Structured figure records:
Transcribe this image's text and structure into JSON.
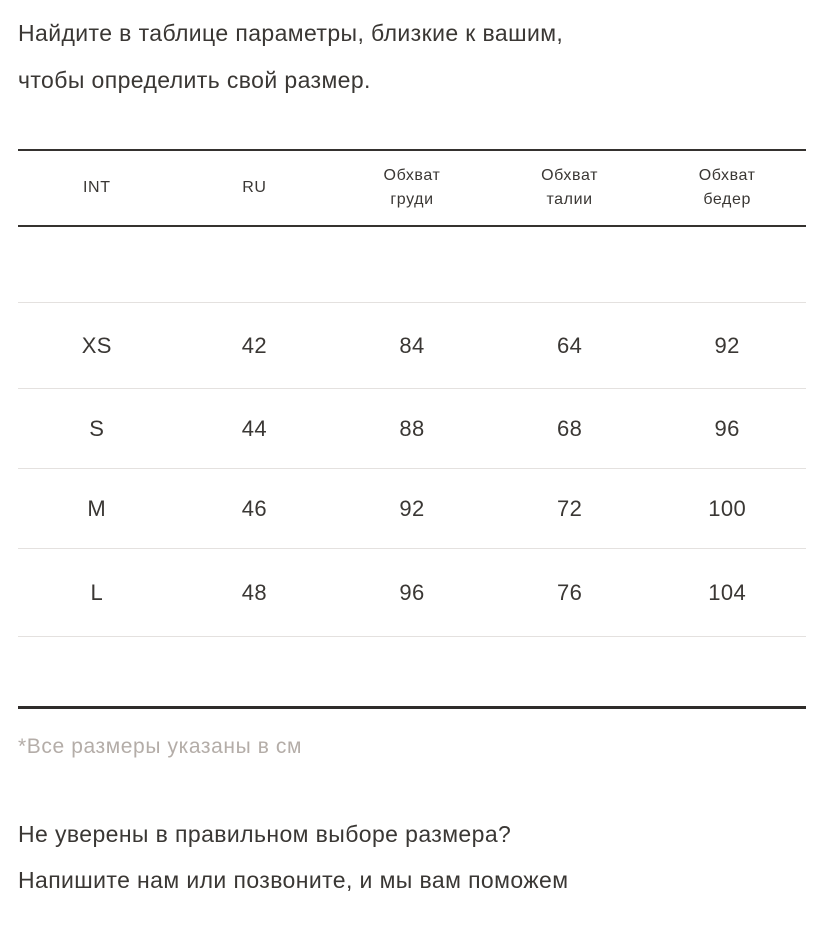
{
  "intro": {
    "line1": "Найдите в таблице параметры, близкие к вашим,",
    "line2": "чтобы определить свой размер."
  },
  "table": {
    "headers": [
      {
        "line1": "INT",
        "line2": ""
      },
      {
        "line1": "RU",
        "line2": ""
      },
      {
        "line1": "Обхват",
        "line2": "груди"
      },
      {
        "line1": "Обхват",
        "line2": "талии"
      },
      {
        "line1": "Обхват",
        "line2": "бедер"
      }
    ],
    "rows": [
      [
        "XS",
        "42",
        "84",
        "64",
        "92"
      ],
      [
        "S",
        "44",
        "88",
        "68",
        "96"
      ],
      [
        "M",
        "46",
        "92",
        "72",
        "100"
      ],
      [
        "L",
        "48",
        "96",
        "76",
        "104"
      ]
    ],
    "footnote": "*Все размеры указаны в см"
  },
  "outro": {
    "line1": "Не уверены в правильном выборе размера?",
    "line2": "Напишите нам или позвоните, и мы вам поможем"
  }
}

* **DIRECTIVE**
Copy the data exactly. Any picture it contains is to be omitted.

* **ANSWER TO THE PROBLEM**
Transcribe this image's text and structure into JSON.
{
  "intro": {
    "line1": "Найдите в таблице параметры, близкие к вашим,",
    "line2": "чтобы определить свой размер."
  },
  "table": {
    "headers": [
      {
        "line1": "INT",
        "line2": ""
      },
      {
        "line1": "RU",
        "line2": ""
      },
      {
        "line1": "Обхват",
        "line2": "груди"
      },
      {
        "line1": "Обхват",
        "line2": "талии"
      },
      {
        "line1": "Обхват",
        "line2": "бедер"
      }
    ],
    "rows": [
      [
        "XS",
        "42",
        "84",
        "64",
        "92"
      ],
      [
        "S",
        "44",
        "88",
        "68",
        "96"
      ],
      [
        "M",
        "46",
        "92",
        "72",
        "100"
      ],
      [
        "L",
        "48",
        "96",
        "76",
        "104"
      ]
    ],
    "footnote": "*Все размеры указаны в см"
  },
  "outro": {
    "line1": "Не уверены в правильном выборе размера?",
    "line2": "Напишите нам или позвоните, и мы вам поможем"
  }
}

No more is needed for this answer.